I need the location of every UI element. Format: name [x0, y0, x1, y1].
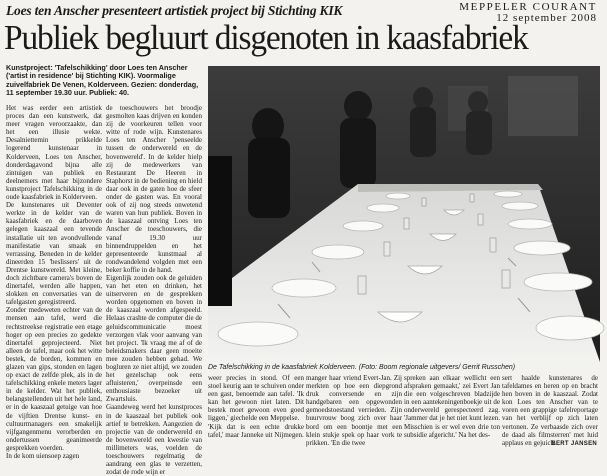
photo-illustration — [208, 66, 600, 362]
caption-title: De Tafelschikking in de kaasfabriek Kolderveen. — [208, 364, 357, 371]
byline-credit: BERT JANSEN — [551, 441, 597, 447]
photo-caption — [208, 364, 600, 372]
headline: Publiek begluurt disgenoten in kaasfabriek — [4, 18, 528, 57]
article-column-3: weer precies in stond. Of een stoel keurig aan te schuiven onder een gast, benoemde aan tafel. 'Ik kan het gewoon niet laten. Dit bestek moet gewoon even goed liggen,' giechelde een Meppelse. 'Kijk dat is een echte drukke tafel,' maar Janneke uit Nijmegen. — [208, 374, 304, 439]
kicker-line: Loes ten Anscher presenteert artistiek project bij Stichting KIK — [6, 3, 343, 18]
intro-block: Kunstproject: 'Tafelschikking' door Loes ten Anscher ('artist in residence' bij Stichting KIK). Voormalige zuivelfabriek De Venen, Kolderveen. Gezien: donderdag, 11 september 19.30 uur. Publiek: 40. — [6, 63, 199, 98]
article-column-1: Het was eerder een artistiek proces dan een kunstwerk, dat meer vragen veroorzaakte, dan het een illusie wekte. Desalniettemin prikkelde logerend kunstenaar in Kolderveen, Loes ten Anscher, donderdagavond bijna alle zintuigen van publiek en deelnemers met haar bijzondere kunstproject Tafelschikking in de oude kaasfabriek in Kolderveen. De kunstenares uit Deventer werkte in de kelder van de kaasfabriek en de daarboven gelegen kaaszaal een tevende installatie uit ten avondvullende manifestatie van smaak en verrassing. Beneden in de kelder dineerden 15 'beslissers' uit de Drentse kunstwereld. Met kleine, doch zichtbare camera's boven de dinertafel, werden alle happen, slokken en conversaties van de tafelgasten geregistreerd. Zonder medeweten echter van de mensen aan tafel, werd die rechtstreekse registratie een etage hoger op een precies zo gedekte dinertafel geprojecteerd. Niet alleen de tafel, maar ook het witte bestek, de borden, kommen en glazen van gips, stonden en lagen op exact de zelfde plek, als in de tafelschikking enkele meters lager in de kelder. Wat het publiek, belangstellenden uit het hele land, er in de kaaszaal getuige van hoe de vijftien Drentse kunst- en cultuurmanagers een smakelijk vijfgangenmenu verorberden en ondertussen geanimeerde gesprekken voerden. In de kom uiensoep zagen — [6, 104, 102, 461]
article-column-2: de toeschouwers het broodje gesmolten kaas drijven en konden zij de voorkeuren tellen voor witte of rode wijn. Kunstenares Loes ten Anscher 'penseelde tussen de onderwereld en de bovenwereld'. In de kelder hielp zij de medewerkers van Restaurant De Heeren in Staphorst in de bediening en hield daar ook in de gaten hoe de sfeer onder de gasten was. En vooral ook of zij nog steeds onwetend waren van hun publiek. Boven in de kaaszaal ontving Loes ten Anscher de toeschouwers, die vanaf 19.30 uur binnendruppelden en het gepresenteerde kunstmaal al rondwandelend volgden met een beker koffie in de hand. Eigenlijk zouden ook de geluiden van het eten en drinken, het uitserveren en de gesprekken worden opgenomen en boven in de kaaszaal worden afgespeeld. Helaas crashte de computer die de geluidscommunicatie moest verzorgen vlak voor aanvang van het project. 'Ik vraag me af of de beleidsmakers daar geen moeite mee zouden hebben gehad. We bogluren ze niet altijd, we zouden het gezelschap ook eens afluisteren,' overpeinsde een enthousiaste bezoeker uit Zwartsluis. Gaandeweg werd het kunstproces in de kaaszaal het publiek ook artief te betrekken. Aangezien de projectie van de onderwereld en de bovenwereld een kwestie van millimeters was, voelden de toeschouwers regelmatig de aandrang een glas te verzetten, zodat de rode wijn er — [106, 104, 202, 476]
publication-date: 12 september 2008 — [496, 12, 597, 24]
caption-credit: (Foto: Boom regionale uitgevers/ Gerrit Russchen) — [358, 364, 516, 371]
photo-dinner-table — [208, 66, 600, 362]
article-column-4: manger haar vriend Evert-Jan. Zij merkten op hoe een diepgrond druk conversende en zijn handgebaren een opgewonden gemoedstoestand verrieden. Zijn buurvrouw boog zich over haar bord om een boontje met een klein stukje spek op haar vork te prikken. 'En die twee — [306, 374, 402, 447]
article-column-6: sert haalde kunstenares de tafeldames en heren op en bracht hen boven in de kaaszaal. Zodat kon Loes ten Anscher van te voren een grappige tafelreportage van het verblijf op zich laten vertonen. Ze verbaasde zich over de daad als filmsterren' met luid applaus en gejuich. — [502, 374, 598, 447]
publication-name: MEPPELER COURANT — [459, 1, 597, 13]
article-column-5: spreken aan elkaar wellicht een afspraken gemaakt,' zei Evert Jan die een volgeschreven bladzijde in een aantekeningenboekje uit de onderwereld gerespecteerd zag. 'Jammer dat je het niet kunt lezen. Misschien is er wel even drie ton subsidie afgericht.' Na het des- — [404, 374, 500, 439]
= = =
● **What the task requires**: Exactly as written, return each line above and leave the pictures behind.

● **Solution**:
I need the location of every UI element. Format: name [x0, y0, x1, y1].
photo-illustration — [208, 66, 600, 362]
caption-title: De Tafelschikking in de kaasfabriek Kolderveen. — [208, 364, 357, 371]
byline-credit: BERT JANSEN — [551, 441, 597, 447]
photo-caption — [208, 364, 600, 372]
headline: Publiek begluurt disgenoten in kaasfabriek — [4, 18, 528, 57]
article-column-3: weer precies in stond. Of een stoel keurig aan te schuiven onder een gast, benoemde aan tafel. 'Ik kan het gewoon niet laten. Dit bestek moet gewoon even goed liggen,' giechelde een Meppelse. 'Kijk dat is een echte drukke tafel,' maar Janneke uit Nijmegen. — [208, 374, 304, 439]
kicker-line: Loes ten Anscher presenteert artistiek project bij Stichting KIK — [6, 3, 343, 18]
intro-block: Kunstproject: 'Tafelschikking' door Loes ten Anscher ('artist in residence' bij Stichting KIK). Voormalige zuivelfabriek De Venen, Kolderveen. Gezien: donderdag, 11 september 19.30 uur. Publiek: 40. — [6, 63, 199, 98]
article-column-1: Het was eerder een artistiek proces dan een kunstwerk, dat meer vragen veroorzaakte, dan het een illusie wekte. Desalniettemin prikkelde logerend kunstenaar in Kolderveen, Loes ten Anscher, donderdagavond bijna alle zintuigen van publiek en deelnemers met haar bijzondere kunstproject Tafelschikking in de oude kaasfabriek in Kolderveen. De kunstenares uit Deventer werkte in de kelder van de kaasfabriek en de daarboven gelegen kaaszaal een tevende installatie uit ten avondvullende manifestatie van smaak en verrassing. Beneden in de kelder dineerden 15 'beslissers' uit de Drentse kunstwereld. Met kleine, doch zichtbare camera's boven de dinertafel, werden alle happen, slokken en conversaties van de tafelgasten geregistreerd. Zonder medeweten echter van de mensen aan tafel, werd die rechtstreekse registratie een etage hoger op een precies zo gedekte dinertafel geprojecteerd. Niet alleen de tafel, maar ook het witte bestek, de borden, kommen en glazen van gips, stonden en lagen op exact de zelfde plek, als in de tafelschikking enkele meters lager in de kelder. Wat het publiek, belangstellenden uit het hele land, er in de kaaszaal getuige van hoe de vijftien Drentse kunst- en cultuurmanagers een smakelijk vijfgangenmenu verorberden en ondertussen geanimeerde gesprekken voerden. In de kom uiensoep zagen — [6, 104, 102, 461]
article-column-2: de toeschouwers het broodje gesmolten kaas drijven en konden zij de voorkeuren tellen voor witte of rode wijn. Kunstenares Loes ten Anscher 'penseelde tussen de onderwereld en de bovenwereld'. In de kelder hielp zij de medewerkers van Restaurant De Heeren in Staphorst in de bediening en hield daar ook in de gaten hoe de sfeer onder de gasten was. En vooral ook of zij nog steeds onwetend waren van hun publiek. Boven in de kaaszaal ontving Loes ten Anscher de toeschouwers, die vanaf 19.30 uur binnendruppelden en het gepresenteerde kunstmaal al rondwandelend volgden met een beker koffie in de hand. Eigenlijk zouden ook de geluiden van het eten en drinken, het uitserveren en de gesprekken worden opgenomen en boven in de kaaszaal worden afgespeeld. Helaas crashte de computer die de geluidscommunicatie moest verzorgen vlak voor aanvang van het project. 'Ik vraag me af of de beleidsmakers daar geen moeite mee zouden hebben gehad. We bogluren ze niet altijd, we zouden het gezelschap ook eens afluisteren,' overpeinsde een enthousiaste bezoeker uit Zwartsluis. Gaandeweg werd het kunstproces in de kaaszaal het publiek ook artief te betrekken. Aangezien de projectie van de onderwereld en de bovenwereld een kwestie van millimeters was, voelden de toeschouwers regelmatig de aandrang een glas te verzetten, zodat de rode wijn er — [106, 104, 202, 476]
publication-date: 12 september 2008 — [496, 12, 597, 24]
caption-credit: (Foto: Boom regionale uitgevers/ Gerrit Russchen) — [358, 364, 516, 371]
photo-dinner-table — [208, 66, 600, 362]
article-column-4: manger haar vriend Evert-Jan. Zij merkten op hoe een diepgrond druk conversende en zijn handgebaren een opgewonden gemoedstoestand verrieden. Zijn buurvrouw boog zich over haar bord om een boontje met een klein stukje spek op haar vork te prikken. 'En die twee — [306, 374, 402, 447]
article-column-6: sert haalde kunstenares de tafeldames en heren op en bracht hen boven in de kaaszaal. Zodat kon Loes ten Anscher van te voren een grappige tafelreportage van het verblijf op zich laten vertonen. Ze verbaasde zich over de daad als filmsterren' met luid applaus en gejuich. — [502, 374, 598, 447]
publication-name: MEPPELER COURANT — [459, 1, 597, 13]
article-column-5: spreken aan elkaar wellicht een afspraken gemaakt,' zei Evert Jan die een volgeschreven bladzijde in een aantekeningenboekje uit de onderwereld gerespecteerd zag. 'Jammer dat je het niet kunt lezen. Misschien is er wel even drie ton subsidie afgericht.' Na het des- — [404, 374, 500, 439]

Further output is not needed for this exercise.